▶ _TEXT PASSAGE_
══════════

Site Selection of Levee-type Fish Production Ponds - By Thomas L. Wellborn, University of Florida. Published by the Southern Regional Agricultural Center and the Texas Aquaculture Extension Service.

North Carolina State University - Poultry Science Extension Considerable thought and planning should go into selecting sites for commercial fish production ponds. Construction costs, ease and cost of operation, and productivity can be greatly affected by the site selected.

Selection of pond sites on flat land would seem to be a simple matter but many factors are involved. These alternatives must be considered, or you may find the cost and problems associated with production prohibitive with respect to profits.

Water availability

Water for filling levee-type ponds must come from a well, spring, reservoir or stream since there is no watershed for runoff water to enter the pond. Thus, one of the first considerations in selecting a site for commercial fish ponds is to make sure that an adequate supply of suitable quality water is available for the size farm planned.

Usually one well with a capacity of 2,000 to 3,000 gallons per minute (gpm) is adequate for four 20-acre ponds, or a minimum of 25 gpm per acre of pond surface. There must be enough water available to fill the pond completely within 10 days, otherwise problems with vegetation and water quality management will occur. Table 1 gives the time required to pump different volumes of water at different pumping rates.

A local well drilling company, a ground water geologist, or the closest office of the U.S. Geological Survey should be able to tell you if a well of the desired capacity can be developed at the site. Information on the quality of ground water at the site should be available from the U.S. Geological Survey or local ground water geologist.

══════════

Structured page parsing data:

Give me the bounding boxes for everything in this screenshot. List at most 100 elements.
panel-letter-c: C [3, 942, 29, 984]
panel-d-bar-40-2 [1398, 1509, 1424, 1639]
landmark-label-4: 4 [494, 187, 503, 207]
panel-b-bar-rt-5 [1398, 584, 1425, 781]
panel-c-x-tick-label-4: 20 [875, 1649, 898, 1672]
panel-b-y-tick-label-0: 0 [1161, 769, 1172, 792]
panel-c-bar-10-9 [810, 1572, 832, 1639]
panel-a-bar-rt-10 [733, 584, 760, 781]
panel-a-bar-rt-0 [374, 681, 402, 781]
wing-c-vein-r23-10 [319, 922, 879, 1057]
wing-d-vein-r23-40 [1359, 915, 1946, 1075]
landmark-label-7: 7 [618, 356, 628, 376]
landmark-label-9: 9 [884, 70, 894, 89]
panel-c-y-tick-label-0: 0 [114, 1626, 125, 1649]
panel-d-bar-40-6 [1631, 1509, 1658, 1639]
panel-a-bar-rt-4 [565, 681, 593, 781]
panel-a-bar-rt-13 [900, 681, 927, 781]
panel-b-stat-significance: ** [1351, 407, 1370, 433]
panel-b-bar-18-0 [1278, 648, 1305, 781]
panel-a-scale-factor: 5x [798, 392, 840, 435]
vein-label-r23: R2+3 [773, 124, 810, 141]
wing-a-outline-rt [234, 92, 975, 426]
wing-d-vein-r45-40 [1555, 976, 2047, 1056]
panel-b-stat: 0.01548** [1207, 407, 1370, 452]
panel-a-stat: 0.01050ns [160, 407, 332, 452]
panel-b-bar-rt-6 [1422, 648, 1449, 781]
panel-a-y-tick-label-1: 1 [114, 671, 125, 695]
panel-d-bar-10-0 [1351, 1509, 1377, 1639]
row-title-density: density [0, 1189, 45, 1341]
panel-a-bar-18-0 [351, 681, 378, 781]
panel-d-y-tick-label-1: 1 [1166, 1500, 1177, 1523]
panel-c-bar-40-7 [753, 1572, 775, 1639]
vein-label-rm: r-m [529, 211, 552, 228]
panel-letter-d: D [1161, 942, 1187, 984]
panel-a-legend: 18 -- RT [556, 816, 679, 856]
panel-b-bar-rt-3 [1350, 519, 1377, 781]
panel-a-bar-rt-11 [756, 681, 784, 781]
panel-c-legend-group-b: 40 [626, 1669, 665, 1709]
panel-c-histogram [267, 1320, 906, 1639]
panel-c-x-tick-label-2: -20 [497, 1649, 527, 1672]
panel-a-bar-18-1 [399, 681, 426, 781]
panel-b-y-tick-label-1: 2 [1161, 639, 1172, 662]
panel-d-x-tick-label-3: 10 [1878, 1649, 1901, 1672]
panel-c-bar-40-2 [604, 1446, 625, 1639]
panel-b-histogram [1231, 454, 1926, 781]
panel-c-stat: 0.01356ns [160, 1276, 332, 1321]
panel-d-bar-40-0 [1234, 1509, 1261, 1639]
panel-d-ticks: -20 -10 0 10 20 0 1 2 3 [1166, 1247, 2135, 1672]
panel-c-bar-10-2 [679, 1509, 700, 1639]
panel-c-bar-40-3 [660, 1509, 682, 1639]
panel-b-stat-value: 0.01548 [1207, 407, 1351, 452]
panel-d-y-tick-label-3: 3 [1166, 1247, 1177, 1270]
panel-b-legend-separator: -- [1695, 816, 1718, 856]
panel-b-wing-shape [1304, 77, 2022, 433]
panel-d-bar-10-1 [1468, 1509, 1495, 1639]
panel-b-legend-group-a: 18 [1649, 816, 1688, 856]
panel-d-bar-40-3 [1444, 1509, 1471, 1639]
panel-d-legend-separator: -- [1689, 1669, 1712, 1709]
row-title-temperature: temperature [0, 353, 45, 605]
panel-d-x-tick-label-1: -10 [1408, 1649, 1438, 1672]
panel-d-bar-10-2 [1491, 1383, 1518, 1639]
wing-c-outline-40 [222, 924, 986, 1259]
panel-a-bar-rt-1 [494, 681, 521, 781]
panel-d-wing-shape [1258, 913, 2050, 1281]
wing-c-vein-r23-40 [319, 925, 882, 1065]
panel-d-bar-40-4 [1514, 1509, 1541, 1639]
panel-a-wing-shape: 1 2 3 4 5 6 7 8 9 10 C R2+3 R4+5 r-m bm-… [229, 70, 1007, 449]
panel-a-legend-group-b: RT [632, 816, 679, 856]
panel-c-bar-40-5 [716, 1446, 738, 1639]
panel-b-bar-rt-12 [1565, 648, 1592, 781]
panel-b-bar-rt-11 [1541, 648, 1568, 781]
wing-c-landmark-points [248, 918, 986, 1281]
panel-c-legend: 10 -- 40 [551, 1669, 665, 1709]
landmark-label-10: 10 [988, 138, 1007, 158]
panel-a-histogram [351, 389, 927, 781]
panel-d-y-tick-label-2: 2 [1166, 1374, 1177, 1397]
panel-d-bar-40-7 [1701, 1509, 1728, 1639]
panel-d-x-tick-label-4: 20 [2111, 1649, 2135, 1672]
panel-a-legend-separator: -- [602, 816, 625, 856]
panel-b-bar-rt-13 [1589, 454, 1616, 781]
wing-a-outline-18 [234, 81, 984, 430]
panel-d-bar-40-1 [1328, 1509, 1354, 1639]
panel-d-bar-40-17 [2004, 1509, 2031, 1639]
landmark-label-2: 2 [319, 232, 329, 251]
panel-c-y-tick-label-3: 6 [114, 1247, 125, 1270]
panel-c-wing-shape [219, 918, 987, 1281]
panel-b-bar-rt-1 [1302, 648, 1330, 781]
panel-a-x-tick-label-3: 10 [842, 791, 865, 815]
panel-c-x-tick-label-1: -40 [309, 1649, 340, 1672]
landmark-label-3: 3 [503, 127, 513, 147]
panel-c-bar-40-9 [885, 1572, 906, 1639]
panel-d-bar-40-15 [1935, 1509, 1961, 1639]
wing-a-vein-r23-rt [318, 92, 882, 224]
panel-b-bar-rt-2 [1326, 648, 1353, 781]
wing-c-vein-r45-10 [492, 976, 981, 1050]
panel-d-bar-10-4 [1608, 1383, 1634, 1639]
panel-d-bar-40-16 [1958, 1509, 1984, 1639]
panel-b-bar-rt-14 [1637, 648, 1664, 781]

══════════

▶ _QUESTIONS TO ANSWER_
(a) Transcribe the stretch of the fish pond site text from "North Carolina State" through "size farm planned.".
(b) In the fish pond site text, please rewrite the paragraph beginning "Usually one well with a capacity" as a short bulleted list that keeps its main facts.
(c) Answer these questions from the fish pond site text:
(i) Which two organizations published it?
(ii) What minimum pumping rate per acre of pond surface does it give?
(iii) Where does it say information on ground water quality at the site should be available?

▶ _TASK-BY-TASK ANSWERS_
(a)
North Carolina State University - Poultry Science Extension Considerable thought and planning should go into selecting sites for commercial fish production ponds. Construction costs, ease and cost of operation, and productivity can be greatly affected by the site selected.

Selection of pond sites on flat land would seem to be a simple matter but many factors are involved. These alternatives must be considered, or you may find the cost and problems associated with production prohibitive with respect to profits.

Water availability

Water for filling levee-type ponds must come from a well, spring, reservoir or stream since there is no watershed for runoff water to enter the pond. Thus, one of the first considerations in selecting a site for commercial fish ponds is to make sure that an adequate supply of suitable quality water is available for the size farm planned.

(b)
- One well pumping 2,000 to 3,000 gallons per minute (gpm) usually serves four 20-acre ponds.
- The minimum is 25 gpm per acre of pond surface.
- The supply must fill the pond completely within 10 days, or problems with vegetation and water quality management will occur.
- Table 1 shows how long it takes to pump different volumes at different pumping rates.

(c)
(i) The Southern Regional Agricultural Center and the Texas Aquaculture Extension Service.
(ii) 25 gallons per minute per acre.
(iii) From the U.S. Geological Survey or a local ground water geologist.